Written instruction: What is the number of lines in the data that hold the string "aktiviert"? Reply with that number only.

Stored records:
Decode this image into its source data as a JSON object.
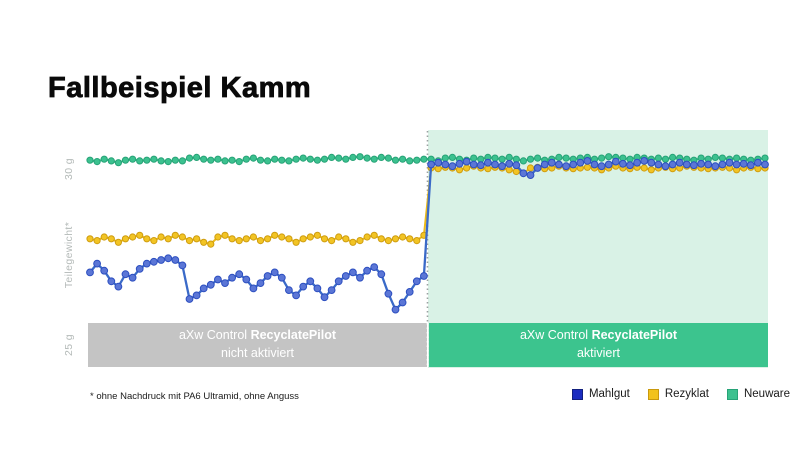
{
  "slide": {
    "title": "Fallbeispiel Kamm",
    "footnote": "* ohne Nachdruck mit PA6 Ultramid, ohne Anguss"
  },
  "annotations": {
    "left_band": {
      "prefix": "aXw Control",
      "bold": "RecyclatePilot",
      "line2": "nicht aktiviert",
      "bg": "#c4c4c4"
    },
    "right_band": {
      "prefix": "aXw Control",
      "bold": "RecyclatePilot",
      "line2": "aktiviert",
      "bg": "#3cc48e"
    },
    "highlight_region_color": "#d9f2e6",
    "divider_color": "#9aa0a0"
  },
  "chart_data": {
    "type": "line",
    "title": "",
    "xlabel": "",
    "ylabel": "Teilegewicht*",
    "y_ticks": [
      {
        "value": 30,
        "label": "30 g"
      },
      {
        "value": 25,
        "label": "25 g"
      }
    ],
    "ylim": [
      25.5,
      31.1
    ],
    "grid": false,
    "legend_position": "bottom-right",
    "x_count": 96,
    "divider_after_index": 47,
    "series": [
      {
        "name": "Neuware",
        "line_color": "#3cc18f",
        "marker_color": "#3cc18f",
        "marker_border": "#27a377",
        "values": [
          30.22,
          30.18,
          30.25,
          30.2,
          30.15,
          30.22,
          30.25,
          30.2,
          30.22,
          30.25,
          30.2,
          30.18,
          30.22,
          30.2,
          30.28,
          30.3,
          30.25,
          30.22,
          30.25,
          30.2,
          30.22,
          30.18,
          30.25,
          30.28,
          30.22,
          30.2,
          30.25,
          30.22,
          30.2,
          30.25,
          30.28,
          30.25,
          30.22,
          30.25,
          30.3,
          30.28,
          30.25,
          30.3,
          30.32,
          30.28,
          30.25,
          30.3,
          30.28,
          30.22,
          30.25,
          30.2,
          30.22,
          30.25,
          30.25,
          30.2,
          30.28,
          30.3,
          30.25,
          30.22,
          30.28,
          30.25,
          30.3,
          30.28,
          30.25,
          30.3,
          30.25,
          30.2,
          30.25,
          30.28,
          30.22,
          30.25,
          30.3,
          30.28,
          30.25,
          30.28,
          30.3,
          30.25,
          30.28,
          30.32,
          30.3,
          30.28,
          30.25,
          30.3,
          30.28,
          30.25,
          30.28,
          30.25,
          30.3,
          30.28,
          30.25,
          30.22,
          30.28,
          30.25,
          30.3,
          30.28,
          30.25,
          30.28,
          30.25,
          30.22,
          30.25,
          30.28
        ]
      },
      {
        "name": "Rezyklat",
        "line_color": "#ecba16",
        "marker_color": "#f2c424",
        "marker_border": "#cf9d10",
        "values": [
          28.0,
          27.95,
          28.05,
          28.0,
          27.9,
          28.0,
          28.05,
          28.1,
          28.0,
          27.95,
          28.05,
          28.0,
          28.1,
          28.05,
          27.95,
          28.0,
          27.9,
          27.85,
          28.05,
          28.1,
          28.0,
          27.95,
          28.0,
          28.05,
          27.95,
          28.0,
          28.1,
          28.05,
          28.0,
          27.9,
          28.0,
          28.05,
          28.1,
          28.0,
          27.95,
          28.05,
          28.0,
          27.9,
          27.95,
          28.05,
          28.1,
          28.0,
          27.95,
          28.0,
          28.05,
          28.0,
          27.95,
          28.1,
          30.0,
          29.98,
          30.02,
          30.0,
          29.95,
          30.0,
          30.05,
          30.0,
          29.98,
          30.02,
          30.0,
          29.95,
          29.9,
          29.85,
          30.0,
          30.02,
          29.98,
          30.0,
          30.05,
          30.0,
          29.98,
          30.0,
          30.02,
          30.0,
          29.95,
          30.0,
          30.05,
          30.0,
          29.98,
          30.02,
          30.0,
          29.95,
          30.0,
          30.02,
          29.98,
          30.0,
          30.05,
          30.02,
          30.0,
          29.98,
          30.0,
          30.02,
          30.0,
          29.95,
          30.0,
          30.02,
          29.98,
          30.0
        ]
      },
      {
        "name": "Mahlgut",
        "line_color": "#3a6ac8",
        "marker_color": "#5b76d6",
        "marker_border": "#2d4fc0",
        "values": [
          27.05,
          27.3,
          27.1,
          26.8,
          26.65,
          27.0,
          26.9,
          27.15,
          27.3,
          27.35,
          27.4,
          27.45,
          27.4,
          27.25,
          26.3,
          26.4,
          26.6,
          26.7,
          26.85,
          26.75,
          26.9,
          27.0,
          26.85,
          26.6,
          26.75,
          26.95,
          27.05,
          26.9,
          26.55,
          26.4,
          26.65,
          26.8,
          26.6,
          26.35,
          26.55,
          26.8,
          26.95,
          27.05,
          26.9,
          27.1,
          27.2,
          27.0,
          26.45,
          26.0,
          26.2,
          26.5,
          26.8,
          26.95,
          30.1,
          30.15,
          30.1,
          30.05,
          30.12,
          30.18,
          30.1,
          30.08,
          30.15,
          30.1,
          30.05,
          30.12,
          30.08,
          29.85,
          29.8,
          30.0,
          30.1,
          30.15,
          30.1,
          30.05,
          30.1,
          30.15,
          30.2,
          30.1,
          30.05,
          30.1,
          30.18,
          30.12,
          30.08,
          30.15,
          30.2,
          30.15,
          30.1,
          30.05,
          30.1,
          30.15,
          30.1,
          30.08,
          30.12,
          30.1,
          30.05,
          30.1,
          30.15,
          30.1,
          30.12,
          30.08,
          30.15,
          30.1
        ]
      }
    ],
    "legend": [
      {
        "label": "Mahlgut",
        "color": "#1b2cc0",
        "border": "#12207e"
      },
      {
        "label": "Rezyklat",
        "color": "#f2c21c",
        "border": "#c9990e"
      },
      {
        "label": "Neuware",
        "color": "#3cc18f",
        "border": "#27a377"
      }
    ]
  }
}
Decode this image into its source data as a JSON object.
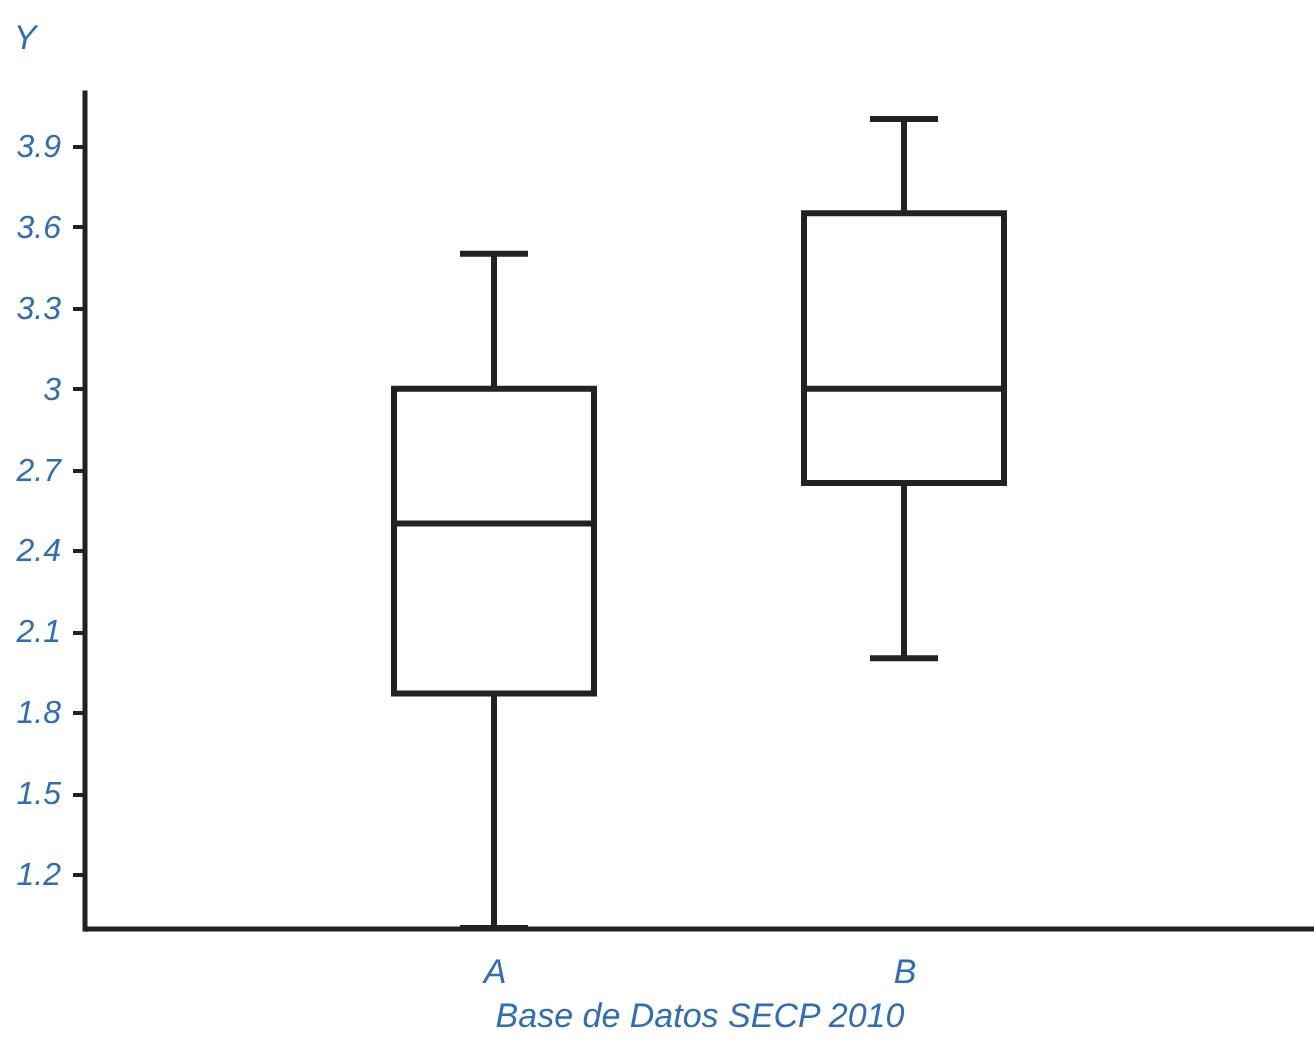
{
  "chart_data": {
    "type": "box",
    "xlabel": "Base de Datos SECP 2010",
    "ylabel": "Y",
    "categories": [
      "A",
      "B"
    ],
    "boxes": [
      {
        "low": 1.0,
        "q1": 1.87,
        "median": 2.5,
        "q3": 3.0,
        "high": 3.5
      },
      {
        "low": 2.0,
        "q1": 2.65,
        "median": 3.0,
        "q3": 3.65,
        "high": 4.0
      }
    ],
    "ylim": [
      1.0,
      4.1
    ],
    "yticks": [
      1.2,
      1.5,
      1.8,
      2.1,
      2.4,
      2.7,
      {
        "value": 3,
        "label": "3"
      },
      3.3,
      3.6,
      3.9
    ],
    "grid": false
  }
}
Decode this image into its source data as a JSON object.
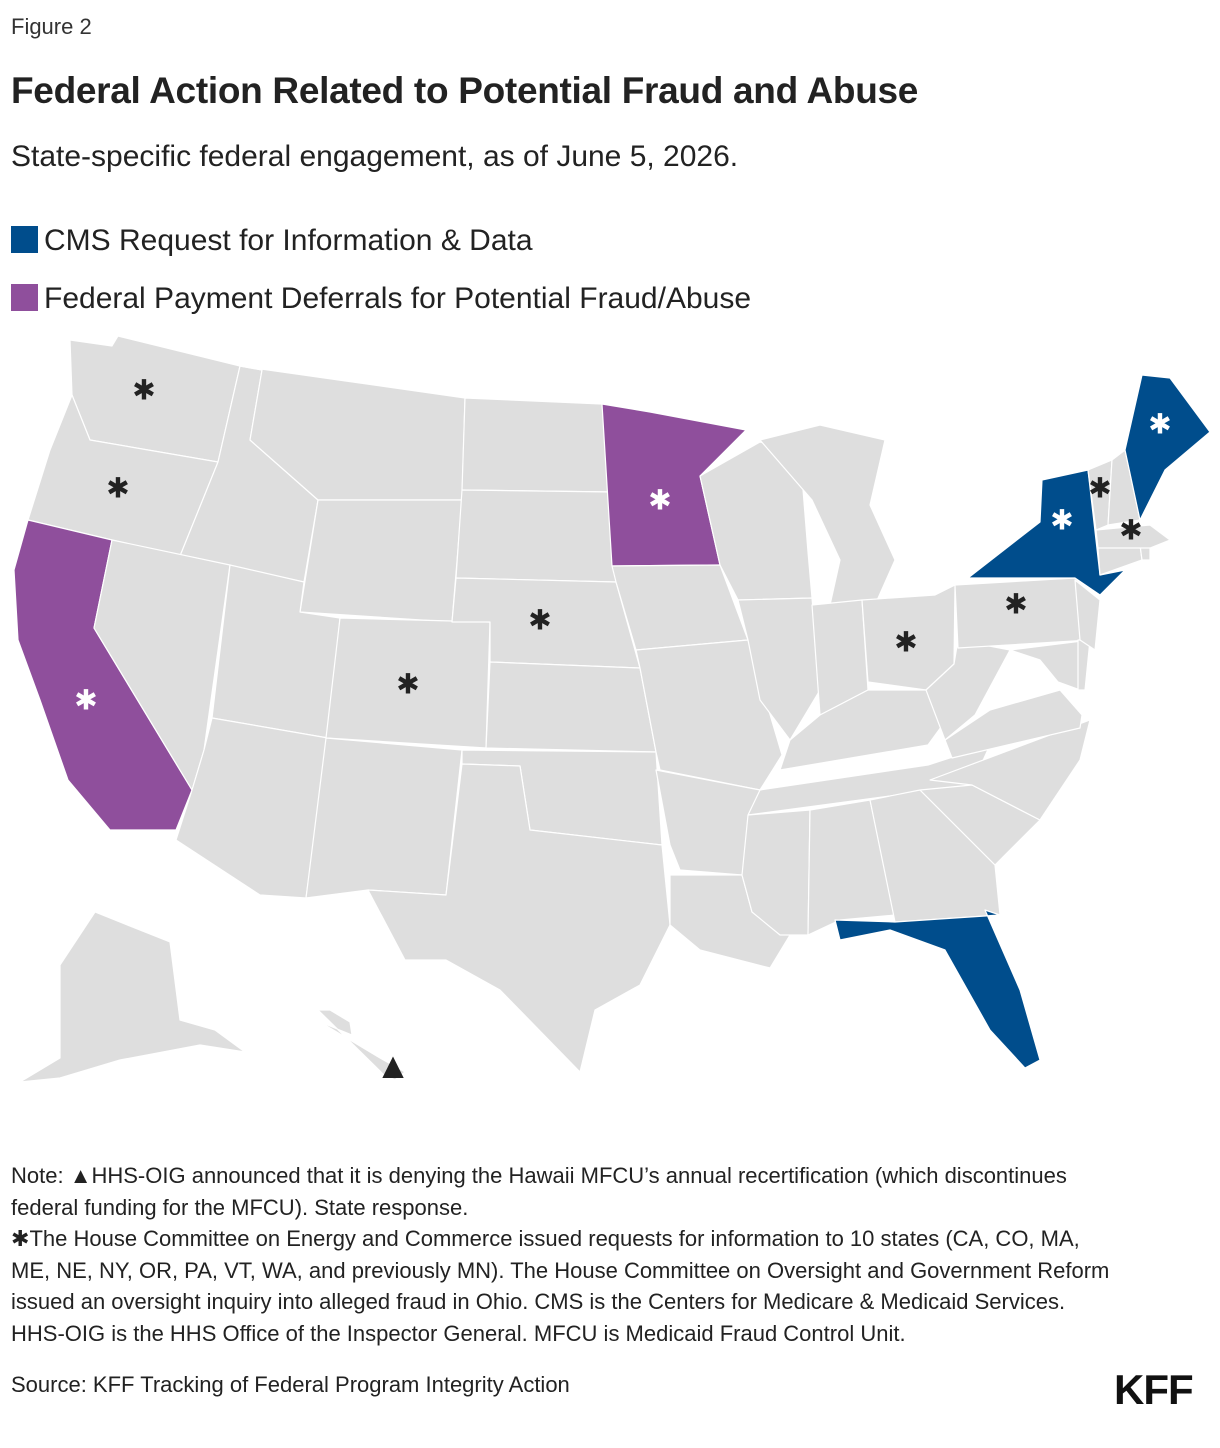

Written solution: 2